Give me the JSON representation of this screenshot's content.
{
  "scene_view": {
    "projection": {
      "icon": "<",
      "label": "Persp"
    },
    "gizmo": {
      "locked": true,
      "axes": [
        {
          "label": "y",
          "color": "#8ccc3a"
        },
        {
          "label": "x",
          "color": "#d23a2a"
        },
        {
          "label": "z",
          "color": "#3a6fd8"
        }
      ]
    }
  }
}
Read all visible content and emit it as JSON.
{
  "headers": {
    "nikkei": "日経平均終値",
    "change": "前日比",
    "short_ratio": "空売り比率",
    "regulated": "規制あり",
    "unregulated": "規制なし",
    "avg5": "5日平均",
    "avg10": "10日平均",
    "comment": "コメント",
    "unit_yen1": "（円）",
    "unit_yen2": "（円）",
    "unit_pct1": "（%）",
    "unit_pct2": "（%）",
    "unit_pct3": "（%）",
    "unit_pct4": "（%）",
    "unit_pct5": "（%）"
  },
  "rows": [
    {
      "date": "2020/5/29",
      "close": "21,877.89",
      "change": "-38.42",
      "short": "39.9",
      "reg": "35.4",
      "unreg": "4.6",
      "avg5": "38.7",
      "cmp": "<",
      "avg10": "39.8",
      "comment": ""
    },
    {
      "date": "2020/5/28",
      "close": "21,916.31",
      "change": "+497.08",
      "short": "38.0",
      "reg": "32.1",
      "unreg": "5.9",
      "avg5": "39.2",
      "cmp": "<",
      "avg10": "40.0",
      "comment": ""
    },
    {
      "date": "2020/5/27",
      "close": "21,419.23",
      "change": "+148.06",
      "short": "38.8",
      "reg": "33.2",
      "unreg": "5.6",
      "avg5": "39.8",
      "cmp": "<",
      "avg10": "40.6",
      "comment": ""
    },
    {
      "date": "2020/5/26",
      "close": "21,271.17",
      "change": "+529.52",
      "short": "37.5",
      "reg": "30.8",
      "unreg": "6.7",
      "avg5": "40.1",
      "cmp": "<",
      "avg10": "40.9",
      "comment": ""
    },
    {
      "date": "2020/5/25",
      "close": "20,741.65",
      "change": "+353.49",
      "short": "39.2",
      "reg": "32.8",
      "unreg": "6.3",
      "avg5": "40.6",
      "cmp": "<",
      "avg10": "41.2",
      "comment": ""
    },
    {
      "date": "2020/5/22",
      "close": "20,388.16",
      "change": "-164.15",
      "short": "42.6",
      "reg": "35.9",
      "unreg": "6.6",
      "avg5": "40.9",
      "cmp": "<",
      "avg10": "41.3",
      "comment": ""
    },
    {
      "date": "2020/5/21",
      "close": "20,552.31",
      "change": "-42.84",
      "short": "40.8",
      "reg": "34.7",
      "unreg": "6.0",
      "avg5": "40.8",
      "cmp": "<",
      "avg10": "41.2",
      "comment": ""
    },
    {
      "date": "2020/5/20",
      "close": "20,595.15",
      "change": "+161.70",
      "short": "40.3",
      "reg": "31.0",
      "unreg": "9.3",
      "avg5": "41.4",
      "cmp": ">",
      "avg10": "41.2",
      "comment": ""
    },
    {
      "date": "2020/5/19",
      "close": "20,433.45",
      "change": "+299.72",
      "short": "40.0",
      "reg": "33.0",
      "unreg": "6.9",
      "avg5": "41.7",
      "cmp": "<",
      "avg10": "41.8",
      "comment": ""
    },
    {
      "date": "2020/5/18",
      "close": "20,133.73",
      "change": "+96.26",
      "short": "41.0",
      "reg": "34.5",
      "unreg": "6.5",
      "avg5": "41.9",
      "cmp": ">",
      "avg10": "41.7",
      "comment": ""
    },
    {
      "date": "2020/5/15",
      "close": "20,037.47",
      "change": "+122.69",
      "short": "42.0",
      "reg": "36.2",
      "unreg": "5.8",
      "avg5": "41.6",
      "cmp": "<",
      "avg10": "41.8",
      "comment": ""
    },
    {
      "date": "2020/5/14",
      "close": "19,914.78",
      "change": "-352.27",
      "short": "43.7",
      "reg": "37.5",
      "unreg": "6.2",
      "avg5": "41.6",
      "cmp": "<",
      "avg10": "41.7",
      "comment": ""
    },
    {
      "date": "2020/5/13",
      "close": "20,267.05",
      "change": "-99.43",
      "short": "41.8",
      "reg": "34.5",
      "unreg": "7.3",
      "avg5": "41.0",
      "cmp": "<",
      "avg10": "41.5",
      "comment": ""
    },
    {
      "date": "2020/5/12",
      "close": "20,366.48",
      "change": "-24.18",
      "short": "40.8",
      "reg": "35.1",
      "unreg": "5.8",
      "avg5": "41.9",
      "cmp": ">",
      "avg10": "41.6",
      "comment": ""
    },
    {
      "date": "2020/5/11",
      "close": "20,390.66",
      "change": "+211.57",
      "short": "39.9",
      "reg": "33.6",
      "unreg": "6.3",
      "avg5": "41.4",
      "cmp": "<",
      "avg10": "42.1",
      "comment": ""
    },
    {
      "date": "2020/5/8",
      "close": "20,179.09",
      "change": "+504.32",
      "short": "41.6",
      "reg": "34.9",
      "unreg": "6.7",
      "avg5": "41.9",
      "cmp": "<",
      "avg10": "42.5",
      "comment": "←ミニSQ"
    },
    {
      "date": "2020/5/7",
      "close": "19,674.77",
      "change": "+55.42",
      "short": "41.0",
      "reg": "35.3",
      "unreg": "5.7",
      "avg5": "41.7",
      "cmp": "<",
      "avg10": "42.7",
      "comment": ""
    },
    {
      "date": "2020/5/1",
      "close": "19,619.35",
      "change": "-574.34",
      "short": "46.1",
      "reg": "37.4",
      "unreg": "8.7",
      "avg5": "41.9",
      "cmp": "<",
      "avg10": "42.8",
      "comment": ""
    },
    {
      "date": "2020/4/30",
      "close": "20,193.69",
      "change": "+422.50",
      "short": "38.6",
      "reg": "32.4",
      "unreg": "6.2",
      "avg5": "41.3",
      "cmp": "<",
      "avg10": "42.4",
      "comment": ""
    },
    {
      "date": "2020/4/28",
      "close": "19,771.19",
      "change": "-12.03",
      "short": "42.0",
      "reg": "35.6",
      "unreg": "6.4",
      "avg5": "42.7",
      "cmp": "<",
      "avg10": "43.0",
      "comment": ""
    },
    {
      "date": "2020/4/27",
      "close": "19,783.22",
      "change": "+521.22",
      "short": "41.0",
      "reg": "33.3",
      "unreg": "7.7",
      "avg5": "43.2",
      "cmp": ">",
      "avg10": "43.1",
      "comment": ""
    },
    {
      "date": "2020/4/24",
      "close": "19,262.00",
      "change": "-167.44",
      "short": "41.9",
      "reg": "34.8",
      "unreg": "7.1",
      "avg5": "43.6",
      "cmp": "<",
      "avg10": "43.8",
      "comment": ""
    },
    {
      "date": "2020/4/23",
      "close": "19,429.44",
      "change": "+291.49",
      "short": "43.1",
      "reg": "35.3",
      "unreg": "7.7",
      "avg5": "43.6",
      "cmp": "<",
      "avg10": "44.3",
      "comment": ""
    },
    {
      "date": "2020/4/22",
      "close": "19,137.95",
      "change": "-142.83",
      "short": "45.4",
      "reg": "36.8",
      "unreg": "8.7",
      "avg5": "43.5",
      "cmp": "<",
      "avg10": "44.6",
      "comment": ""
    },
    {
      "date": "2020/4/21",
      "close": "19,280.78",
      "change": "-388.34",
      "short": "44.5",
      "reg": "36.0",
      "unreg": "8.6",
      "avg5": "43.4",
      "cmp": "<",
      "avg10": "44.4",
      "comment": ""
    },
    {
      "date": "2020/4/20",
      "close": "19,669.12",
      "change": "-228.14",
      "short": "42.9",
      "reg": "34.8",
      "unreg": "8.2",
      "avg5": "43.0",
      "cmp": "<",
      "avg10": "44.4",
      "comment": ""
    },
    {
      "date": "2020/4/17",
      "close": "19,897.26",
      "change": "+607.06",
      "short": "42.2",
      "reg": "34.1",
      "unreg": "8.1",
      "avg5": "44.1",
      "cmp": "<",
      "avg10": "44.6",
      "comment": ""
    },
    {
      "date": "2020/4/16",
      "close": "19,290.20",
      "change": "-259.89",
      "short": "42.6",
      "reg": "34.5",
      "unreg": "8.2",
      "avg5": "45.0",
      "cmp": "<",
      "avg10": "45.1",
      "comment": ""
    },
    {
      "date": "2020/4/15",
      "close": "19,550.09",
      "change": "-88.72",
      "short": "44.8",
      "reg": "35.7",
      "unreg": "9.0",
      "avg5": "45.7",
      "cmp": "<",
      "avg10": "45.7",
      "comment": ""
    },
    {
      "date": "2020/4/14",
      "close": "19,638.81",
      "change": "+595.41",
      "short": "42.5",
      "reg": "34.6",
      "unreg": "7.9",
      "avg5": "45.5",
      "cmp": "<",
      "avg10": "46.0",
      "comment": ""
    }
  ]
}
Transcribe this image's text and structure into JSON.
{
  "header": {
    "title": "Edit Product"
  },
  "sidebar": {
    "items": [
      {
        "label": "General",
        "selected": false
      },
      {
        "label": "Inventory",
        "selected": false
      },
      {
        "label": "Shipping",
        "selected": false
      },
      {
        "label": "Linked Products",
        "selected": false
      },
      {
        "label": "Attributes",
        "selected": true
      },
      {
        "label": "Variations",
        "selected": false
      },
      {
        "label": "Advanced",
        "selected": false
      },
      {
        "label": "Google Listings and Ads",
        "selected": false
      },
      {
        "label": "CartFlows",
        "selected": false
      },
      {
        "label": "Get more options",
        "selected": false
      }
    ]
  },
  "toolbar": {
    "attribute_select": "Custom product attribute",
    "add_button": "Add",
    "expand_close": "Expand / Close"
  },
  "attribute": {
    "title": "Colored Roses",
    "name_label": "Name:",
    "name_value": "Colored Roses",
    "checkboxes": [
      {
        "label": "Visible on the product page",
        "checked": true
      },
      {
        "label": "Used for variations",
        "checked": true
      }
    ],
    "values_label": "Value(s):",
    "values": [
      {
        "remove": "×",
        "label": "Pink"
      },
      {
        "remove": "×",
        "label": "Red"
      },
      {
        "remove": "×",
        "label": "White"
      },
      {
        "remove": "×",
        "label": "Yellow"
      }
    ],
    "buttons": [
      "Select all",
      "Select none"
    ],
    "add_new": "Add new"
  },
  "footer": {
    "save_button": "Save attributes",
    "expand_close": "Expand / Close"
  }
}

:: PROMPT ::
Gather each line in the entries above where the string "title" is found.

:: RESPONSE ::
    "title": "Edit Product"
    "title": "Colored Roses",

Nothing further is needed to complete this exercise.